» Quelle:
Das katastrophale Erdbeben in Japan und dessen schlimme Folge dominieren momentan die Medien und auch das Internet. Dabei sind die Tatsachen schon schlimm und tragisch genug – was viele Leute aber nicht daran hindert, sich noch weitere Horrorszenarien auszudenken und pseudowissenschaftlichen Unsinn über den “Supermond“, HAARP o.Ä. in die Welt zu setzen. Eine dieser Tage oft gehörte Behauptung lautet: “Es gibt immer mehr schlimme Erdbeben! Wir steuern auf eine große Katastrophe zu!” Stimmt das?
Nun, man könnte zumindest diesen Eindruck gewinnen. Gerade erst im Februar gab es ein schweres Erdbeben in Neuseeland mit großem Schaden und vielen Toten und jetzt das gewaltige Beben in Japan mit all seinen katastrophalen Folgen. Ist das nicht doch irgendwie eine seltsame Häufung?

» Datenauflistung:
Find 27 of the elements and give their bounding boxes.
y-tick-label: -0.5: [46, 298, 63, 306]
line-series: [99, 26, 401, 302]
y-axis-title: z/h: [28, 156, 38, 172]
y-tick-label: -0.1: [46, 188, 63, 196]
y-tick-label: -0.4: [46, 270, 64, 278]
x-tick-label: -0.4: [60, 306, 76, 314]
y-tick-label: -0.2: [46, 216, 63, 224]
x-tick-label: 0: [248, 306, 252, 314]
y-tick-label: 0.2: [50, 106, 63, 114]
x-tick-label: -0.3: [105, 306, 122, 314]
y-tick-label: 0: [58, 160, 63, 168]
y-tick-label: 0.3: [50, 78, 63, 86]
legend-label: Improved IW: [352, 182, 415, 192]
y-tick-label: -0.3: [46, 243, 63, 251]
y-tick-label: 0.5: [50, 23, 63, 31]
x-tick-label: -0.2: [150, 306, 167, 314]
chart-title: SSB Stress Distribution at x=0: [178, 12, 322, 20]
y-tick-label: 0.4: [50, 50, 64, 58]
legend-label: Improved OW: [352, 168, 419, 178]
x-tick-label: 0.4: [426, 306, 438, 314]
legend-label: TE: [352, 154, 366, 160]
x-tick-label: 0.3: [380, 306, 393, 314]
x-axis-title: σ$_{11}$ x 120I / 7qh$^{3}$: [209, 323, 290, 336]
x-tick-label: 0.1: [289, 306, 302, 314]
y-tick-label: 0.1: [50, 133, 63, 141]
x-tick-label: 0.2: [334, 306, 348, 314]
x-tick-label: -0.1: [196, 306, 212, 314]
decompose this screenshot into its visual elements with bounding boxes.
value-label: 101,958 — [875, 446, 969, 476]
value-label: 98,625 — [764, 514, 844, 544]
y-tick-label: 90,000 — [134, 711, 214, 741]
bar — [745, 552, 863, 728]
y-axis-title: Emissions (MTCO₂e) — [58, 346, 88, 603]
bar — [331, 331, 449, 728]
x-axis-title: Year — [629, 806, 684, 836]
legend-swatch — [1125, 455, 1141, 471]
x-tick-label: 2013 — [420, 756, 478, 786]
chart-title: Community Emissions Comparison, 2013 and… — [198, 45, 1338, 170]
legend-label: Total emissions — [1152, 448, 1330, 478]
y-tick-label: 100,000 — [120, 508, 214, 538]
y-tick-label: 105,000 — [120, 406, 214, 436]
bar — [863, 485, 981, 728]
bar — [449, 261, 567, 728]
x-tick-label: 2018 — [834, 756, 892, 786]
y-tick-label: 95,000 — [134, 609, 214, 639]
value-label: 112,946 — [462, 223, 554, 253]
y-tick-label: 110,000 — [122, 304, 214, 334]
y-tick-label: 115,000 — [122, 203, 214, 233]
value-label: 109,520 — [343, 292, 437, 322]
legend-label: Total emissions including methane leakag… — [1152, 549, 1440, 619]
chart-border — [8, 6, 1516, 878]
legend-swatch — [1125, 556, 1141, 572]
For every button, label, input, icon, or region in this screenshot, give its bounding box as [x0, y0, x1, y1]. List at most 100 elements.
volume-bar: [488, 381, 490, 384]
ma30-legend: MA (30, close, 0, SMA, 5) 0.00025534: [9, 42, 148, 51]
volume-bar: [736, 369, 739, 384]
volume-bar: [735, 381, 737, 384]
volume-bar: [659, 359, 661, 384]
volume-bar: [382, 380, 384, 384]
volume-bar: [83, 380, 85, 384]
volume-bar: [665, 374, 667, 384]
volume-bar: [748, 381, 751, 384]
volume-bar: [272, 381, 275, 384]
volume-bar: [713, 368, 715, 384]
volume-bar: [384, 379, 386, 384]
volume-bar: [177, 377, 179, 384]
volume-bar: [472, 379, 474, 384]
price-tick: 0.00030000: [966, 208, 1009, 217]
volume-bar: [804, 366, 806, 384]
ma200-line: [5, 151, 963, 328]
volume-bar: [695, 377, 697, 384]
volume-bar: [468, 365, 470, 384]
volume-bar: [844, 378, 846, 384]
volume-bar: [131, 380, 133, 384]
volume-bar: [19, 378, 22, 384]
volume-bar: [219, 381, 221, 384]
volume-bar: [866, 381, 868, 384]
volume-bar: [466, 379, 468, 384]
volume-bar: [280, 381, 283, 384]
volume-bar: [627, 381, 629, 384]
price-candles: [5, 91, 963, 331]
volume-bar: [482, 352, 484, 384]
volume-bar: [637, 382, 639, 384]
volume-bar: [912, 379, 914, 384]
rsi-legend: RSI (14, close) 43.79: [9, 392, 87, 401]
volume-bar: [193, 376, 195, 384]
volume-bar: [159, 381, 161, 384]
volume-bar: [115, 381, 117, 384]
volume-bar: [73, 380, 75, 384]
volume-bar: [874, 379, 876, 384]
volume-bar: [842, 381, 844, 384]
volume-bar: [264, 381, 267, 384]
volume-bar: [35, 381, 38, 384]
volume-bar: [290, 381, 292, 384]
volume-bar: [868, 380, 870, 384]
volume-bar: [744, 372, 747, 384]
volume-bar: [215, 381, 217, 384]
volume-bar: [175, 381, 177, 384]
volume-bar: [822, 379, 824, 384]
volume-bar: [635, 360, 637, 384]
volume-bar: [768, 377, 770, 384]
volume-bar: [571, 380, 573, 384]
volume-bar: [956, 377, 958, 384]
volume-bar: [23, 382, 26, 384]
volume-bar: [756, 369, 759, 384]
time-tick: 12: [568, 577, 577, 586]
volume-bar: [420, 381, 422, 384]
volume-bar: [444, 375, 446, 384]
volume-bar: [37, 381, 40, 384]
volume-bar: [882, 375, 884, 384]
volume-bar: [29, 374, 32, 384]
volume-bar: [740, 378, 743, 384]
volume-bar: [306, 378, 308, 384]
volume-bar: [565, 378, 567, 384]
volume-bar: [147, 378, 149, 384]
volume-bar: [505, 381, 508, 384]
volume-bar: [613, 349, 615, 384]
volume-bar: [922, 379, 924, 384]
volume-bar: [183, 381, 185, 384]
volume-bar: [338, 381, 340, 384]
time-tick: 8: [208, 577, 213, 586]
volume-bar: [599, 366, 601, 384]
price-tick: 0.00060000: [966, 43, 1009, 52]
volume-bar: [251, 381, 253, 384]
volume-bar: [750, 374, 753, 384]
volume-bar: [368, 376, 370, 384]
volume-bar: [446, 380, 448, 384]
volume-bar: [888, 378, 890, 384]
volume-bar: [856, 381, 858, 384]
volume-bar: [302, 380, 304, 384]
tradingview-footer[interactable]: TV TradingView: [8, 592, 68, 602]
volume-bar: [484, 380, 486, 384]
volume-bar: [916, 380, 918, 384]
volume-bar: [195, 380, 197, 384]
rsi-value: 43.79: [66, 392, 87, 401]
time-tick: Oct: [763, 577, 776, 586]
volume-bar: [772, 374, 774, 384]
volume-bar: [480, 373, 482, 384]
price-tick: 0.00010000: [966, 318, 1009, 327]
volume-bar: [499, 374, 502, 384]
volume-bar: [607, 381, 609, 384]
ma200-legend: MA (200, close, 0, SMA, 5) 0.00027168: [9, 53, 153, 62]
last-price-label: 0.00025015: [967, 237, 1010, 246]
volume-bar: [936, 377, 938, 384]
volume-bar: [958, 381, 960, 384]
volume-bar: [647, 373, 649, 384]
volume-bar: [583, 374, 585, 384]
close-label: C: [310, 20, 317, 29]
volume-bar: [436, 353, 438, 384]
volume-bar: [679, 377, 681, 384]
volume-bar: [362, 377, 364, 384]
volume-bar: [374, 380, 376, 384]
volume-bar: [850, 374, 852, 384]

» Aufgabenblock:
(A) Beantworten Sie zum Text über die Erdbebenhäufung diese Fragen:
(i) Welches Ereignis dominiert laut Text momentan die Medien und das Internet?
(ii) Welche zwei Stichworte werden für pseudowissenschaftlichen Unsinn genannt?
(iii) In welchem Monat gab es das schwere Erdbeben in Neuseeland?
(B) Setzen Sie den Text über die Erdbebenhäufung im Anschluss an seinen letzten Satz fort.
Die Datensätze haben mit dem Text über die Erdbebenhäufung nichts zu tun.

» Lösungen:
(A)
(i) Das katastrophale Erdbeben in Japan und dessen schlimme Folge.
(ii) Der „Supermond“ und HAARP.
(iii) Im Februar.

(B)
Um das zu beantworten muss man sich erstmal über ein paar Dinge im Klaren sein. Die Erde ist kein idyllisches Paradies das für uns Menschen gemacht wurde sondern ein geologisch aktiver Planet. Mit Plattentektonik, Vulkanismus und allem drum und dran (übrigens ist diese geologisch Aktivität eine wichtige Voraussetzung dafür, dass überhaupt Leben auf der Erde existieren kann). Und wenn sich die Kontinentalplatten bewegen – was sie ja ständig tun – dann kommt es eben auch zu Erdbeben. Die Erde bebt jeden Tag an vielen verschiedenen Orten. Meistens merkt man nichts davon weil die Beben schwach genug sind. Erst vor ein paar Tagen bebte beispielsweise die Erde in Bonn. Aber außer den empfindlichen Geräten der Geophysiker hat das niemand gemerkt. Wenn die breite Öffentlichkeit etwas von Erdbeben erfährt, dann nur von den schweren Beben.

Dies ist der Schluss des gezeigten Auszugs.